Your task is to extract every line from the material below exactly.

--- Start of RECORDED DATA ---

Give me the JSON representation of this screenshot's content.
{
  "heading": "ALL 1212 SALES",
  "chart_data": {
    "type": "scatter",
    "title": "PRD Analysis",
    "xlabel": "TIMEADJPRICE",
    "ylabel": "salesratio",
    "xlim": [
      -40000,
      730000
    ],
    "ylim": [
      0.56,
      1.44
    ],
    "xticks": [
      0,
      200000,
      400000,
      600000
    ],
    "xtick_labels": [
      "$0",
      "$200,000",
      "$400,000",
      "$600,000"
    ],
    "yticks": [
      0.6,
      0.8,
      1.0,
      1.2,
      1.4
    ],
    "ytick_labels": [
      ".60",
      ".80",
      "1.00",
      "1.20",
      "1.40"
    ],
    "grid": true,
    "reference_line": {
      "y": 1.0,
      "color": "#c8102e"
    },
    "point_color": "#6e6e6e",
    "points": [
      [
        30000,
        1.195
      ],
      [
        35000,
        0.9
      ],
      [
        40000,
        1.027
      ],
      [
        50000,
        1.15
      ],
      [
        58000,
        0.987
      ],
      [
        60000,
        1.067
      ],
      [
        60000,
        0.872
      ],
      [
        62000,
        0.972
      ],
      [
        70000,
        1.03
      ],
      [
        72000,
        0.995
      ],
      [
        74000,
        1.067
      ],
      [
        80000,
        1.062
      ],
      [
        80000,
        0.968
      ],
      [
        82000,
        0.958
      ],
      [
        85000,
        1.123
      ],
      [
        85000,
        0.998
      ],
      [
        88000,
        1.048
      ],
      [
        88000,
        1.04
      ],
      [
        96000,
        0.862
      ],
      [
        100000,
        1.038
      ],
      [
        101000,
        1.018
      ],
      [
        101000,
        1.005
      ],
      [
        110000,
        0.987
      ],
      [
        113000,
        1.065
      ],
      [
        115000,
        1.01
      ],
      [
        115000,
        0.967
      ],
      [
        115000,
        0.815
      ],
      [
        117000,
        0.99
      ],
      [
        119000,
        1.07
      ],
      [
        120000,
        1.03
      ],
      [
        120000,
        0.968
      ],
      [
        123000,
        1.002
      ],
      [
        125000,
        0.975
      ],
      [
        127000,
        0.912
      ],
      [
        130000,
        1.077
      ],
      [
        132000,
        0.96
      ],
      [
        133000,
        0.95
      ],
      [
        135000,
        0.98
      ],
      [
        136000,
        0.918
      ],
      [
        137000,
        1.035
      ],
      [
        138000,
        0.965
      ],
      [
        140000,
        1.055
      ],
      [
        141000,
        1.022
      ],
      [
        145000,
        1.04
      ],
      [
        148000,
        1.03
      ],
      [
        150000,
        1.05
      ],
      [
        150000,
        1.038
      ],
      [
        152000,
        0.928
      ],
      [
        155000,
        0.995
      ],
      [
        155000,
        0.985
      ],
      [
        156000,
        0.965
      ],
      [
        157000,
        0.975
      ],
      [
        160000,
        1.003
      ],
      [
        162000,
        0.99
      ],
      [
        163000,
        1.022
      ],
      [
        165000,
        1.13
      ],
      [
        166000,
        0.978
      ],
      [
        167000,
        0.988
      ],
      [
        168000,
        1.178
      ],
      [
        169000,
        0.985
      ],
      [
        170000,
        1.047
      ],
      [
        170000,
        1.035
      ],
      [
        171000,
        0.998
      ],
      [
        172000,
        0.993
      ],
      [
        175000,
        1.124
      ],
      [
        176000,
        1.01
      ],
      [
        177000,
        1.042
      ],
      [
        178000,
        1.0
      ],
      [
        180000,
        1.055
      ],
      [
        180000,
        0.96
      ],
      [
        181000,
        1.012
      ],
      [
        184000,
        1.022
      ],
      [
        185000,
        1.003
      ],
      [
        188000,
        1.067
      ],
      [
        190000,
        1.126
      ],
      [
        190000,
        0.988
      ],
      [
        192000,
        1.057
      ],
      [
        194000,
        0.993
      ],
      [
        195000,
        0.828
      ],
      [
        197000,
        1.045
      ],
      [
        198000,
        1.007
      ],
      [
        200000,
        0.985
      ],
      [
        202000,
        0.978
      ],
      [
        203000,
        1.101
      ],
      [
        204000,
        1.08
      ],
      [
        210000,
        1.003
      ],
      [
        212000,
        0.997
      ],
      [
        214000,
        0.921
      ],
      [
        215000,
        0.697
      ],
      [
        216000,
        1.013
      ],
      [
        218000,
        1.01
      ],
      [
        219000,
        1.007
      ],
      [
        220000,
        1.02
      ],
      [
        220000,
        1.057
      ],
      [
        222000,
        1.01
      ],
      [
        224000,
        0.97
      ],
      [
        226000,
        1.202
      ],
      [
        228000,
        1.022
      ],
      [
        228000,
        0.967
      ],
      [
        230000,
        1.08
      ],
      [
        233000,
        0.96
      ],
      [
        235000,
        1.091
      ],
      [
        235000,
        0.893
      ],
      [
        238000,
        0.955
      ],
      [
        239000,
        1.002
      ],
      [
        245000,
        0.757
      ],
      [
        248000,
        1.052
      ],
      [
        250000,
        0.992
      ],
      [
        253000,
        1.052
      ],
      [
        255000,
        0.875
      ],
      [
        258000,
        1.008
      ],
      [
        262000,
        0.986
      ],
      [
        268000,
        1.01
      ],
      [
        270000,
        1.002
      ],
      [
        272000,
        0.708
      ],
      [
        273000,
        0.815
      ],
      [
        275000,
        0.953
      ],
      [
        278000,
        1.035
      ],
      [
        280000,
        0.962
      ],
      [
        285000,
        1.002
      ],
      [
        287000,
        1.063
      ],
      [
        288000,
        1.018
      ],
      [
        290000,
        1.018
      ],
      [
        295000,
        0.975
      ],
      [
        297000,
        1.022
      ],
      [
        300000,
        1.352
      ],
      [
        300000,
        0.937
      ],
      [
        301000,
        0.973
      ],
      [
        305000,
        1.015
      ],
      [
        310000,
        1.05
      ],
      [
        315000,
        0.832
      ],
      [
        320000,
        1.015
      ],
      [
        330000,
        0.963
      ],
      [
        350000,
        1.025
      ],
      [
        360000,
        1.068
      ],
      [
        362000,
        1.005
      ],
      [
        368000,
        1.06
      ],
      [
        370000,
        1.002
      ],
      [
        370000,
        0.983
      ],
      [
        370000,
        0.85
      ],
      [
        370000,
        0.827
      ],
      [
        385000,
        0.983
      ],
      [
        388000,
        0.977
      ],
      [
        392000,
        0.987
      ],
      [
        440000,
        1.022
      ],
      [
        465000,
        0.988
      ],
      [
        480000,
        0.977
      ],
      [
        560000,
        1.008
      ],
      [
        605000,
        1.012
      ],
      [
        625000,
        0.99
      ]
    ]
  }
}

--- End of RECORDED DATA ---

§ **OUTPUT OF THE EXERCISE**
Give me the JSON representation of this screenshot's content.
{
  "heading": "ALL 1212 SALES",
  "chart_data": {
    "type": "scatter",
    "title": "PRD Analysis",
    "xlabel": "TIMEADJPRICE",
    "ylabel": "salesratio",
    "xlim": [
      -40000,
      730000
    ],
    "ylim": [
      0.56,
      1.44
    ],
    "xticks": [
      0,
      200000,
      400000,
      600000
    ],
    "xtick_labels": [
      "$0",
      "$200,000",
      "$400,000",
      "$600,000"
    ],
    "yticks": [
      0.6,
      0.8,
      1.0,
      1.2,
      1.4
    ],
    "ytick_labels": [
      ".60",
      ".80",
      "1.00",
      "1.20",
      "1.40"
    ],
    "grid": true,
    "reference_line": {
      "y": 1.0,
      "color": "#c8102e"
    },
    "point_color": "#6e6e6e",
    "points": [
      [
        30000,
        1.195
      ],
      [
        35000,
        0.9
      ],
      [
        40000,
        1.027
      ],
      [
        50000,
        1.15
      ],
      [
        58000,
        0.987
      ],
      [
        60000,
        1.067
      ],
      [
        60000,
        0.872
      ],
      [
        62000,
        0.972
      ],
      [
        70000,
        1.03
      ],
      [
        72000,
        0.995
      ],
      [
        74000,
        1.067
      ],
      [
        80000,
        1.062
      ],
      [
        80000,
        0.968
      ],
      [
        82000,
        0.958
      ],
      [
        85000,
        1.123
      ],
      [
        85000,
        0.998
      ],
      [
        88000,
        1.048
      ],
      [
        88000,
        1.04
      ],
      [
        96000,
        0.862
      ],
      [
        100000,
        1.038
      ],
      [
        101000,
        1.018
      ],
      [
        101000,
        1.005
      ],
      [
        110000,
        0.987
      ],
      [
        113000,
        1.065
      ],
      [
        115000,
        1.01
      ],
      [
        115000,
        0.967
      ],
      [
        115000,
        0.815
      ],
      [
        117000,
        0.99
      ],
      [
        119000,
        1.07
      ],
      [
        120000,
        1.03
      ],
      [
        120000,
        0.968
      ],
      [
        123000,
        1.002
      ],
      [
        125000,
        0.975
      ],
      [
        127000,
        0.912
      ],
      [
        130000,
        1.077
      ],
      [
        132000,
        0.96
      ],
      [
        133000,
        0.95
      ],
      [
        135000,
        0.98
      ],
      [
        136000,
        0.918
      ],
      [
        137000,
        1.035
      ],
      [
        138000,
        0.965
      ],
      [
        140000,
        1.055
      ],
      [
        141000,
        1.022
      ],
      [
        145000,
        1.04
      ],
      [
        148000,
        1.03
      ],
      [
        150000,
        1.05
      ],
      [
        150000,
        1.038
      ],
      [
        152000,
        0.928
      ],
      [
        155000,
        0.995
      ],
      [
        155000,
        0.985
      ],
      [
        156000,
        0.965
      ],
      [
        157000,
        0.975
      ],
      [
        160000,
        1.003
      ],
      [
        162000,
        0.99
      ],
      [
        163000,
        1.022
      ],
      [
        165000,
        1.13
      ],
      [
        166000,
        0.978
      ],
      [
        167000,
        0.988
      ],
      [
        168000,
        1.178
      ],
      [
        169000,
        0.985
      ],
      [
        170000,
        1.047
      ],
      [
        170000,
        1.035
      ],
      [
        171000,
        0.998
      ],
      [
        172000,
        0.993
      ],
      [
        175000,
        1.124
      ],
      [
        176000,
        1.01
      ],
      [
        177000,
        1.042
      ],
      [
        178000,
        1.0
      ],
      [
        180000,
        1.055
      ],
      [
        180000,
        0.96
      ],
      [
        181000,
        1.012
      ],
      [
        184000,
        1.022
      ],
      [
        185000,
        1.003
      ],
      [
        188000,
        1.067
      ],
      [
        190000,
        1.126
      ],
      [
        190000,
        0.988
      ],
      [
        192000,
        1.057
      ],
      [
        194000,
        0.993
      ],
      [
        195000,
        0.828
      ],
      [
        197000,
        1.045
      ],
      [
        198000,
        1.007
      ],
      [
        200000,
        0.985
      ],
      [
        202000,
        0.978
      ],
      [
        203000,
        1.101
      ],
      [
        204000,
        1.08
      ],
      [
        210000,
        1.003
      ],
      [
        212000,
        0.997
      ],
      [
        214000,
        0.921
      ],
      [
        215000,
        0.697
      ],
      [
        216000,
        1.013
      ],
      [
        218000,
        1.01
      ],
      [
        219000,
        1.007
      ],
      [
        220000,
        1.02
      ],
      [
        220000,
        1.057
      ],
      [
        222000,
        1.01
      ],
      [
        224000,
        0.97
      ],
      [
        226000,
        1.202
      ],
      [
        228000,
        1.022
      ],
      [
        228000,
        0.967
      ],
      [
        230000,
        1.08
      ],
      [
        233000,
        0.96
      ],
      [
        235000,
        1.091
      ],
      [
        235000,
        0.893
      ],
      [
        238000,
        0.955
      ],
      [
        239000,
        1.002
      ],
      [
        245000,
        0.757
      ],
      [
        248000,
        1.052
      ],
      [
        250000,
        0.992
      ],
      [
        253000,
        1.052
      ],
      [
        255000,
        0.875
      ],
      [
        258000,
        1.008
      ],
      [
        262000,
        0.986
      ],
      [
        268000,
        1.01
      ],
      [
        270000,
        1.002
      ],
      [
        272000,
        0.708
      ],
      [
        273000,
        0.815
      ],
      [
        275000,
        0.953
      ],
      [
        278000,
        1.035
      ],
      [
        280000,
        0.962
      ],
      [
        285000,
        1.002
      ],
      [
        287000,
        1.063
      ],
      [
        288000,
        1.018
      ],
      [
        290000,
        1.018
      ],
      [
        295000,
        0.975
      ],
      [
        297000,
        1.022
      ],
      [
        300000,
        1.352
      ],
      [
        300000,
        0.937
      ],
      [
        301000,
        0.973
      ],
      [
        305000,
        1.015
      ],
      [
        310000,
        1.05
      ],
      [
        315000,
        0.832
      ],
      [
        320000,
        1.015
      ],
      [
        330000,
        0.963
      ],
      [
        350000,
        1.025
      ],
      [
        360000,
        1.068
      ],
      [
        362000,
        1.005
      ],
      [
        368000,
        1.06
      ],
      [
        370000,
        1.002
      ],
      [
        370000,
        0.983
      ],
      [
        370000,
        0.85
      ],
      [
        370000,
        0.827
      ],
      [
        385000,
        0.983
      ],
      [
        388000,
        0.977
      ],
      [
        392000,
        0.987
      ],
      [
        440000,
        1.022
      ],
      [
        465000,
        0.988
      ],
      [
        480000,
        0.977
      ],
      [
        560000,
        1.008
      ],
      [
        605000,
        1.012
      ],
      [
        625000,
        0.99
      ]
    ]
  }
}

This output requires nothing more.